• [DATA FOR THIS TASK]
++++++

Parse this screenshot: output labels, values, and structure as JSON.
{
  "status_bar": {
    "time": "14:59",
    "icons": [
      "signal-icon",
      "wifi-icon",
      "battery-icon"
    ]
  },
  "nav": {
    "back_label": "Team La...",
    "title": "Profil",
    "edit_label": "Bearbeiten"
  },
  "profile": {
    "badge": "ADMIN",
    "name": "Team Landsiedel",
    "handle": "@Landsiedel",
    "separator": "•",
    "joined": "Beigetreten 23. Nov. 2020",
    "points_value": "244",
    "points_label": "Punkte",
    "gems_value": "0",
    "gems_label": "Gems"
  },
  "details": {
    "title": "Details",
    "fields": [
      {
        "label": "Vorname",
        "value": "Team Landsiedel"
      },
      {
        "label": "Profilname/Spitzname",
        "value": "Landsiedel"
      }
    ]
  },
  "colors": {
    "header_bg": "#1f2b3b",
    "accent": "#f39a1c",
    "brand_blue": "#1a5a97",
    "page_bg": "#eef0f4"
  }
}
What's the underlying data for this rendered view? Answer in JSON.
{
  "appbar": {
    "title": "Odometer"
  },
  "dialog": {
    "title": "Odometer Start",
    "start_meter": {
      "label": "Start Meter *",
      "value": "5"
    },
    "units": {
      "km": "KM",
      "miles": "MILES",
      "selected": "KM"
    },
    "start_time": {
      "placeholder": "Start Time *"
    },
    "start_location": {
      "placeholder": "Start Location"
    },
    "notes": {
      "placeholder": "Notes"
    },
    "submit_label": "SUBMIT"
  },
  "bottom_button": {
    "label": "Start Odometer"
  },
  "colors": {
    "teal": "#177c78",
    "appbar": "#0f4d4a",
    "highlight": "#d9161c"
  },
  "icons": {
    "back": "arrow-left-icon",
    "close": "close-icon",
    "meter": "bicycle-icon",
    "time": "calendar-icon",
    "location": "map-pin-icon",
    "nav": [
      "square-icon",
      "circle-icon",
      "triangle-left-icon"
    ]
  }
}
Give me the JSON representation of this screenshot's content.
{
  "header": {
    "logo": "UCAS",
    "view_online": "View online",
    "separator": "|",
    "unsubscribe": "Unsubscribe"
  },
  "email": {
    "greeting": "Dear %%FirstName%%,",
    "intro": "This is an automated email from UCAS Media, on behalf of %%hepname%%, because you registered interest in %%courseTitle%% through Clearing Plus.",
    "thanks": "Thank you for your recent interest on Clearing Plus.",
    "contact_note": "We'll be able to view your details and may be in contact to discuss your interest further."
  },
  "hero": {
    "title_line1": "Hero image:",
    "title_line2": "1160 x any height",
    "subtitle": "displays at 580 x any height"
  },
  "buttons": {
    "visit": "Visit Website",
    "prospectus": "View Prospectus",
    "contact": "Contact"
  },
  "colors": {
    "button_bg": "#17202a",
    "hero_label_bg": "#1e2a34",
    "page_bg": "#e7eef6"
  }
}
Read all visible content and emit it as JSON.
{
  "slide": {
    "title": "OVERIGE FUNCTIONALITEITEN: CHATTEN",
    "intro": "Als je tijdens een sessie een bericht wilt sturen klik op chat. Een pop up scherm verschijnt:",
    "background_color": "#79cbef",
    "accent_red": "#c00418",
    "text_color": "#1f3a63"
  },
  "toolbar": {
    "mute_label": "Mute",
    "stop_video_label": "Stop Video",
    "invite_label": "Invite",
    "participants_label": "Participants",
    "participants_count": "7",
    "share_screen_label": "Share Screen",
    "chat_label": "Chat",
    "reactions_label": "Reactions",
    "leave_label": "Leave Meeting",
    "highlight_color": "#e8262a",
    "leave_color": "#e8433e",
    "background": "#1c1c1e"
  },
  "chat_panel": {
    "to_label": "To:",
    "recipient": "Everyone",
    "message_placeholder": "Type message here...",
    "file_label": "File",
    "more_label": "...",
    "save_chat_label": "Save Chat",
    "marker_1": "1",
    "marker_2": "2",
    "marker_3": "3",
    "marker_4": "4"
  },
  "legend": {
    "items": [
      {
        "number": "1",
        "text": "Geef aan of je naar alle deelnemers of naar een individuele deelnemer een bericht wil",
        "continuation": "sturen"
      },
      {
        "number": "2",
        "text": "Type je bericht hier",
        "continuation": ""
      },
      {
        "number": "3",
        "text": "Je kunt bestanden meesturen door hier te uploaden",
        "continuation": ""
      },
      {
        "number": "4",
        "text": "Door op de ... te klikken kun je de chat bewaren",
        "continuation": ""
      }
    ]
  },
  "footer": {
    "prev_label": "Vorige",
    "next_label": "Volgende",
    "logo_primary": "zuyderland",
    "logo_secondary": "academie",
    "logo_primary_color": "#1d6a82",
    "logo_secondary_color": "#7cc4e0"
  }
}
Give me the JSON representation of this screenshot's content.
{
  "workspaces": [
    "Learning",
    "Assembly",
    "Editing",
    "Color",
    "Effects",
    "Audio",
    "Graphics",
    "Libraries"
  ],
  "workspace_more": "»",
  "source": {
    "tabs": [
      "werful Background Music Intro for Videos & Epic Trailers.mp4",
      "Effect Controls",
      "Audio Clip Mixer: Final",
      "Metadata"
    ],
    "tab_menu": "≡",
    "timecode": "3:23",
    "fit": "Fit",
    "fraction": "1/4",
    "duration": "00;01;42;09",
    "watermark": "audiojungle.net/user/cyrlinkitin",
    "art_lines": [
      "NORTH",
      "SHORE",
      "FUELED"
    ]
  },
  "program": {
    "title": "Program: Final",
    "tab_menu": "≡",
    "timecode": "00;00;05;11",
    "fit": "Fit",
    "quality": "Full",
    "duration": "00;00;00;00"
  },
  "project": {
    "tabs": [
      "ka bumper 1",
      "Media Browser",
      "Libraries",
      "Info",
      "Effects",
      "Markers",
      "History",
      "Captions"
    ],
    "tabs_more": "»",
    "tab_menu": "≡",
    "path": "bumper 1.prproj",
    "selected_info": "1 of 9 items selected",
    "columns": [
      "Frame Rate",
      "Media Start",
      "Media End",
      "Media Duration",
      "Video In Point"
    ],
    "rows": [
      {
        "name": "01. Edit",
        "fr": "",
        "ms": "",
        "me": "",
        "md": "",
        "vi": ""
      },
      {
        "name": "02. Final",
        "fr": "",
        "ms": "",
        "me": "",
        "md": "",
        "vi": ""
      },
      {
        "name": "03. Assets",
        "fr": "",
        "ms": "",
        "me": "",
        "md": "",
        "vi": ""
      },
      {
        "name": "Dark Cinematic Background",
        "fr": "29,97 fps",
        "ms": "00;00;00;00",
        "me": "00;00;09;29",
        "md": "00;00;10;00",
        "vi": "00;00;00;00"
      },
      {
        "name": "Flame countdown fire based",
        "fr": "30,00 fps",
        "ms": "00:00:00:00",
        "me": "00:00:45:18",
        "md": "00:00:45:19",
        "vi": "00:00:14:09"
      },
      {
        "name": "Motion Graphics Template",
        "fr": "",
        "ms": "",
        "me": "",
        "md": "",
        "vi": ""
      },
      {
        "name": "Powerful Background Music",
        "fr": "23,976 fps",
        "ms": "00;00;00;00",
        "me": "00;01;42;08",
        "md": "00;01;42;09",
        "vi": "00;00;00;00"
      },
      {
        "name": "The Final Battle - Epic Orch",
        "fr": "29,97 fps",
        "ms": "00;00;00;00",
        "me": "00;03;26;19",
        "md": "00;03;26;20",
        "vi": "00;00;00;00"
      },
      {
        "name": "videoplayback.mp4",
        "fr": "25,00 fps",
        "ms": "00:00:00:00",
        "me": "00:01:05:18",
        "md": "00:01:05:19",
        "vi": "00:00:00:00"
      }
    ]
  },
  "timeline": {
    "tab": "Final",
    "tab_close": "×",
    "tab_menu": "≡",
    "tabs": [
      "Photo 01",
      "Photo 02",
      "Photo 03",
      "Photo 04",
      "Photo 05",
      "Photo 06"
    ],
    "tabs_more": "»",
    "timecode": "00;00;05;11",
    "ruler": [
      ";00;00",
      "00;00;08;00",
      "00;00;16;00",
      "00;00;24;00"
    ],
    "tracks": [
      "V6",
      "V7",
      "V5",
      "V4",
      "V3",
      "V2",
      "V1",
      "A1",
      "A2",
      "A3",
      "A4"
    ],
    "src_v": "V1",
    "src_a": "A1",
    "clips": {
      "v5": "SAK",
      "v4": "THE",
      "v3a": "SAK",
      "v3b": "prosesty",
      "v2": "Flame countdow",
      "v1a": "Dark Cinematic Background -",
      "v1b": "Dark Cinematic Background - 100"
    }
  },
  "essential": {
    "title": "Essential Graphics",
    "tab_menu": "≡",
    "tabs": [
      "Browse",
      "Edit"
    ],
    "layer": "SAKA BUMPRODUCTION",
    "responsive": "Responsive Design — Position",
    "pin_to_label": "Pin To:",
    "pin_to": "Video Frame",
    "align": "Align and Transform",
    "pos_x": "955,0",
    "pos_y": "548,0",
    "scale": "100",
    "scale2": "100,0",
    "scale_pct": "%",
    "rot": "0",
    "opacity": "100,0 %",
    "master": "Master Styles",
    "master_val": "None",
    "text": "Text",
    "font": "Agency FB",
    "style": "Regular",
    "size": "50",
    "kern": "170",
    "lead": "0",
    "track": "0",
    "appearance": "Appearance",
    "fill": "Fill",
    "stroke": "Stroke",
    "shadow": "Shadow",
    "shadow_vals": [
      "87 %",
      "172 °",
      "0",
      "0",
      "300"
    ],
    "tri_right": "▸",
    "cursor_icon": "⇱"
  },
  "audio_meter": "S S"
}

++++++

• [WHAT IS ASKED] In the data above, tally the lines holding "bericht" and answer with the figure only.

• [SOLUTION TO THE EXERCISE] 3